JOB: Look through the entries below and report how many lines hold the string "North". Only the number is wanted.

━━━━━━━━━━

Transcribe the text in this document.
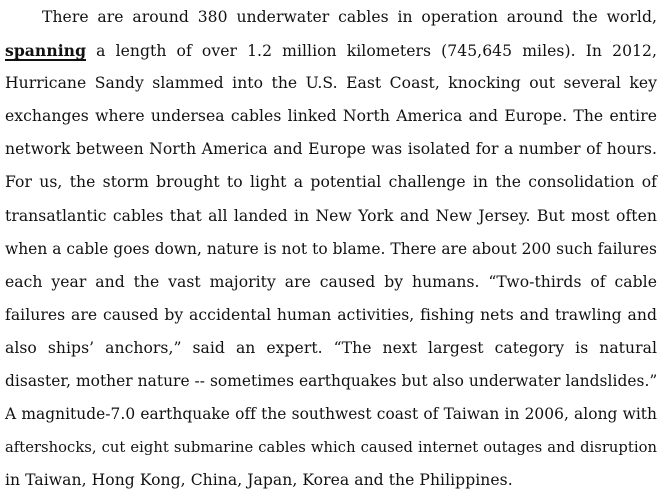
There are around 380 underwater cables in operation around the world,
spanning a length of over 1.2 million kilometers (745,645 miles). In 2012,
Hurricane Sandy slammed into the U.S. East Coast, knocking out several key
exchanges where undersea cables linked North America and Europe. The entire
network between North America and Europe was isolated for a number of hours.
For us, the storm brought to light a potential challenge in the consolidation of
transatlantic cables that all landed in New York and New Jersey. But most often
when a cable goes down, nature is not to blame. There are about 200 such failures
each year and the vast majority are caused by humans. “Two-thirds of cable
failures are caused by accidental human activities, fishing nets and trawling and
also ships’ anchors,” said an expert. “The next largest category is natural
disaster, mother nature -- sometimes earthquakes but also underwater landslides.”
A magnitude-7.0 earthquake off the southwest coast of Taiwan in 2006, along with
aftershocks, cut eight submarine cables which caused internet outages and disruption
in Taiwan, Hong Kong, China, Japan, Korea and the Philippines.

━━━━━━━━━━

ANSWER FOR THIS EXERCISE: 2